Exercise task: Copy every line of the records below that holds the word "Distribuição".

(Stored data)
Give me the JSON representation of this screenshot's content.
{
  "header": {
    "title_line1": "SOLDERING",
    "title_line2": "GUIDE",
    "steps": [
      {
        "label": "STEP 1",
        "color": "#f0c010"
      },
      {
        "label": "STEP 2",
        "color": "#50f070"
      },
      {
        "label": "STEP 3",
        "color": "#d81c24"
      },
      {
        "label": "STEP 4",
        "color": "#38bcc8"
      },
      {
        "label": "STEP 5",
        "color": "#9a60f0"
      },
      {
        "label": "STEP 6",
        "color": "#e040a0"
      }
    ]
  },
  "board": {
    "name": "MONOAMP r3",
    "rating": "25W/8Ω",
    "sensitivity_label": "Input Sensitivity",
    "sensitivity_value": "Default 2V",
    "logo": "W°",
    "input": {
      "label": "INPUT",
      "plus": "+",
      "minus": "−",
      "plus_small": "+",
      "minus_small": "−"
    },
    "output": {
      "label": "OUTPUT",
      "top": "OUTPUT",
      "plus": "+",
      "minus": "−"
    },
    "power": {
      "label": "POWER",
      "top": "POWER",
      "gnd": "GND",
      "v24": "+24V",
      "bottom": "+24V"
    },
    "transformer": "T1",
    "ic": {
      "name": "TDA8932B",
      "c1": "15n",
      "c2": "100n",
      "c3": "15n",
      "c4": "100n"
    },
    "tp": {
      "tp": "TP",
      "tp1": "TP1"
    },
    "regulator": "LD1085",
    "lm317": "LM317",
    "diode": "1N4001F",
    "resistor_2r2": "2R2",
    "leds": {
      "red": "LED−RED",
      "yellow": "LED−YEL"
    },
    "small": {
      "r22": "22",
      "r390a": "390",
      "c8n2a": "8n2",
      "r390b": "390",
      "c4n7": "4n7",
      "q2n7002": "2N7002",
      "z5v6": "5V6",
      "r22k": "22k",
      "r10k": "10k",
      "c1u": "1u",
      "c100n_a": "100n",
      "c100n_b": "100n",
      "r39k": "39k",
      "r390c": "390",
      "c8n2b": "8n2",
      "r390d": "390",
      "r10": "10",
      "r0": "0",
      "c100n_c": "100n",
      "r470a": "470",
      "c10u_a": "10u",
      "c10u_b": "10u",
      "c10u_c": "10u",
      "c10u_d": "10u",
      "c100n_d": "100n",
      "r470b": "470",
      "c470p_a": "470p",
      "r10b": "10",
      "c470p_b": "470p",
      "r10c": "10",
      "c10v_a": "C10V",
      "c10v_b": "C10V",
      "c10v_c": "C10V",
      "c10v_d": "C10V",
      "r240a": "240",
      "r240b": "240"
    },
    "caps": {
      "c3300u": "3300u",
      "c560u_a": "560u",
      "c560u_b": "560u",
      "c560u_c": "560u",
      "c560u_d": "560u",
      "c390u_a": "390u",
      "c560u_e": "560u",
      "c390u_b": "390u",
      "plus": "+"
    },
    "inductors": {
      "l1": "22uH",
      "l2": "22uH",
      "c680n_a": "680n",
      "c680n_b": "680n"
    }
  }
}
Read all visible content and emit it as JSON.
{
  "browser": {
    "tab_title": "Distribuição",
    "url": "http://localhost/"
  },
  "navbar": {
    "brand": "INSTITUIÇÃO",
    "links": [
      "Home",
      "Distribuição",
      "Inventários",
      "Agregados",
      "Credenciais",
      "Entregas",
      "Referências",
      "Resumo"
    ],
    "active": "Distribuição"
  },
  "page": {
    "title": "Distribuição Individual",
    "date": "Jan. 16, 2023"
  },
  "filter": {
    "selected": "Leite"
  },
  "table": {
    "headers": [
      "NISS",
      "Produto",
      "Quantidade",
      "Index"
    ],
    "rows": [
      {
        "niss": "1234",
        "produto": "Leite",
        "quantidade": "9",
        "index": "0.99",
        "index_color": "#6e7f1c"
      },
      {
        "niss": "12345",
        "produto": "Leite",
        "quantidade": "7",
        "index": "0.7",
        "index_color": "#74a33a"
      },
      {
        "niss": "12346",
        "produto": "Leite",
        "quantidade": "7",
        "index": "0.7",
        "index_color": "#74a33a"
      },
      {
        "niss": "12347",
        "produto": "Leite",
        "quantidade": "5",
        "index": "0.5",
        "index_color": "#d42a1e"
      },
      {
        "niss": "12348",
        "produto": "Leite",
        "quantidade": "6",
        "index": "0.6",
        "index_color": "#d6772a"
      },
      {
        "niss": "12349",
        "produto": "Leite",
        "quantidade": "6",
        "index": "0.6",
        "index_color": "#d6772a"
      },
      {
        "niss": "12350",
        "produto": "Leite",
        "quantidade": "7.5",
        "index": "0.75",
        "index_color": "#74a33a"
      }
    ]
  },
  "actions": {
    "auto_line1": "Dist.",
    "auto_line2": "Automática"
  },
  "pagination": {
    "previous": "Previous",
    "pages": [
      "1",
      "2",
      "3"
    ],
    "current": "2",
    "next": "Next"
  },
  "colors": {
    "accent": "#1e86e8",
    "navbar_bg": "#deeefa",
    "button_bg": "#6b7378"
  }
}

Final result:
    "tab_title": "Distribuição",
      "Distribuição",
    "active": "Distribuição"
    "title": "Distribuição Individual",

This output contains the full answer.